TASK STATEMENT:
Make an exact copy of all the material below, apart from the pictures.

EXTRACTED INFORMATION:
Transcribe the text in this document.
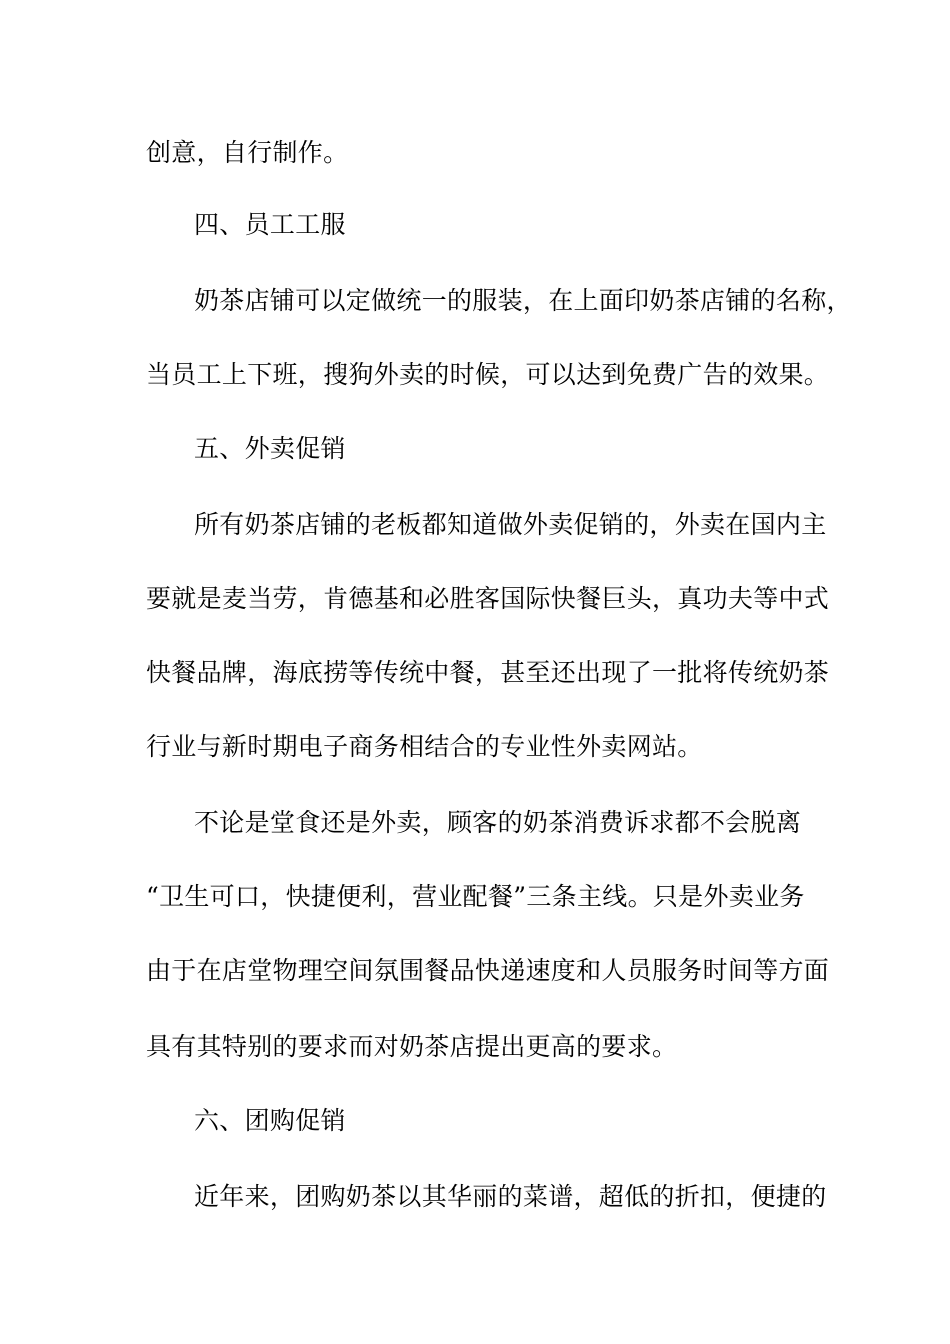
创意，自行制作。
四、员工工服
奶茶店铺可以定做统一的服装，在上面印奶茶店铺的名称，
当员工上下班，搜狗外卖的时候，可以达到免费广告的效果。
五、外卖促销
所有奶茶店铺的老板都知道做外卖促销的，外卖在国内主
要就是麦当劳，肯德基和必胜客国际快餐巨头，真功夫等中式
快餐品牌，海底捞等传统中餐，甚至还出现了一批将传统奶茶
行业与新时期电子商务相结合的专业性外卖网站。
不论是堂食还是外卖，顾客的奶茶消费诉求都不会脱离
“卫生可口，快捷便利，营业配餐”三条主线。只是外卖业务
由于在店堂物理空间氛围餐品快递速度和人员服务时间等方面
具有其特别的要求而对奶茶店提出更高的要求。
六、团购促销
近年来，团购奶茶以其华丽的菜谱，超低的折扣，便捷的
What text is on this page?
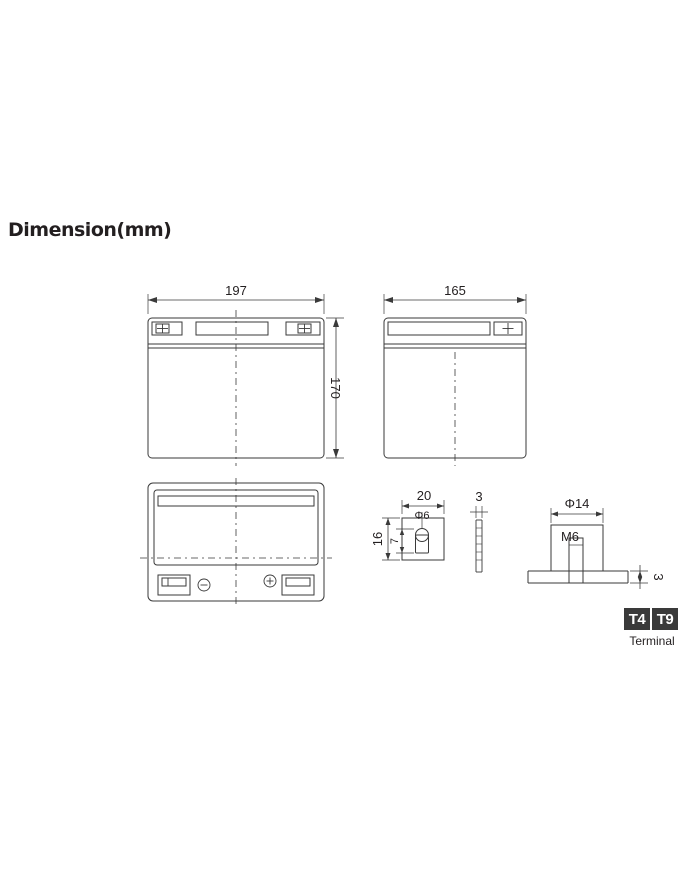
Dimension(mm)
197
170
165
20
Φ6
3
16 7
Φ14
M6
3
T4 T9
Terminal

SOLUTION TO THIS TASK:
Transcribe the text in this document.
创意，自行制作。
四、员工工服
奶茶店铺可以定做统一的服装，在上面印奶茶店铺的名称，
当员工上下班，搜狗外卖的时候，可以达到免费广告的效果。
五、外卖促销
所有奶茶店铺的老板都知道做外卖促销的，外卖在国内主
要就是麦当劳，肯德基和必胜客国际快餐巨头，真功夫等中式
快餐品牌，海底捞等传统中餐，甚至还出现了一批将传统奶茶
行业与新时期电子商务相结合的专业性外卖网站。
不论是堂食还是外卖，顾客的奶茶消费诉求都不会脱离
“卫生可口，快捷便利，营业配餐”三条主线。只是外卖业务
由于在店堂物理空间氛围餐品快递速度和人员服务时间等方面
具有其特别的要求而对奶茶店提出更高的要求。
六、团购促销
近年来，团购奶茶以其华丽的菜谱，超低的折扣，便捷的
What text is on this page?
Dimension(mm)
197
170
165
20
Φ6
3
16 7
Φ14
M6
3
T4 T9
Terminal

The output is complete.